PROVIDED RECORDS ::
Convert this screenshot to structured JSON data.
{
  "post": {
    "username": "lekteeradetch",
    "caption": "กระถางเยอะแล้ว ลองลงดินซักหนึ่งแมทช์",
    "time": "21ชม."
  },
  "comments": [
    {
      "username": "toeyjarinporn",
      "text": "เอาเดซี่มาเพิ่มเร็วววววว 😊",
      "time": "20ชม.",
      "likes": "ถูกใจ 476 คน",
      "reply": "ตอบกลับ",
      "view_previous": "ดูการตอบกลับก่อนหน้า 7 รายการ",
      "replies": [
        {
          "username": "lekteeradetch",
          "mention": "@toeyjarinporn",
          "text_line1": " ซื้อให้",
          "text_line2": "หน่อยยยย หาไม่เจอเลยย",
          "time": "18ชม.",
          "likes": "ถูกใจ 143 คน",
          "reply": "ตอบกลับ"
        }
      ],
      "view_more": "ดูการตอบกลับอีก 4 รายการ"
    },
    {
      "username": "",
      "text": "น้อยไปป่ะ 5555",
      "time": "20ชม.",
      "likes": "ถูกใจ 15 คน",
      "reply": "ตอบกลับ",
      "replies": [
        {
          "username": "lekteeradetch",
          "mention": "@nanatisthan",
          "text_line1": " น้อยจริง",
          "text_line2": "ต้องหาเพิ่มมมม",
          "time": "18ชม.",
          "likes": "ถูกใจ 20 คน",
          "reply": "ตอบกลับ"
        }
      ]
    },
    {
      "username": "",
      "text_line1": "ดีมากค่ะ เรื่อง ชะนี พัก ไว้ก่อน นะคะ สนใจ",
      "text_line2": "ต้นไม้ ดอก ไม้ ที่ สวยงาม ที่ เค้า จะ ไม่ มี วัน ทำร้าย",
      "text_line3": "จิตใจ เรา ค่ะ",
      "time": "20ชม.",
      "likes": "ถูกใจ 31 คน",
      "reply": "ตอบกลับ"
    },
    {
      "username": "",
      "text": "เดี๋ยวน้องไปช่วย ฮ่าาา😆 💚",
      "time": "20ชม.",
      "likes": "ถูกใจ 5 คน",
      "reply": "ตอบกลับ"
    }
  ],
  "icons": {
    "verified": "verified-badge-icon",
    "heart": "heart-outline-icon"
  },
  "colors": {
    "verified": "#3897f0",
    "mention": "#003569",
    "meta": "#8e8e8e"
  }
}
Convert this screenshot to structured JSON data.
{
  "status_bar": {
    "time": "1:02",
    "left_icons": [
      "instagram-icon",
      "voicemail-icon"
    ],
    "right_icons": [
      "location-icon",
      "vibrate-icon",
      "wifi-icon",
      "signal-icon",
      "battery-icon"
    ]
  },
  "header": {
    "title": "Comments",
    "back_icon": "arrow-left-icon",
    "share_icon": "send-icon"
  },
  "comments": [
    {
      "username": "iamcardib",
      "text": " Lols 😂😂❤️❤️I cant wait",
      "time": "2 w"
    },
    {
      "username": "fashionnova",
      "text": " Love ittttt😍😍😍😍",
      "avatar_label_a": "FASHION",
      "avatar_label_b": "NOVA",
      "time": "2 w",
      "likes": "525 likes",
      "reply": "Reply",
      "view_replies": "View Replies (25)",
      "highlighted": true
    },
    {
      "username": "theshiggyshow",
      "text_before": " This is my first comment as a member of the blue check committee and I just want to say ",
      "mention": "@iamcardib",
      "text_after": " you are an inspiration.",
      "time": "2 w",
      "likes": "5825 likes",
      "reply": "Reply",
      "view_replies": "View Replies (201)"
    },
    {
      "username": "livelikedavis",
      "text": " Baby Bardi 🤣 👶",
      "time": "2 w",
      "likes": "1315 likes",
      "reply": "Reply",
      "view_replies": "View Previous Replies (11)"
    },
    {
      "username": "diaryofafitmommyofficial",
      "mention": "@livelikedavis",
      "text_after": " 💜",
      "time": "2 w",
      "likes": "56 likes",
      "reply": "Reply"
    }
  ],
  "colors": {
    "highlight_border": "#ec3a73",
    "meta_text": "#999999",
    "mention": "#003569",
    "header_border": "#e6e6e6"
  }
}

SET PROBLEM :: Of the lines in the material, how many contain the word "iamcardib"? Reply with the number and nothing else.

FULL ANSWER :: 2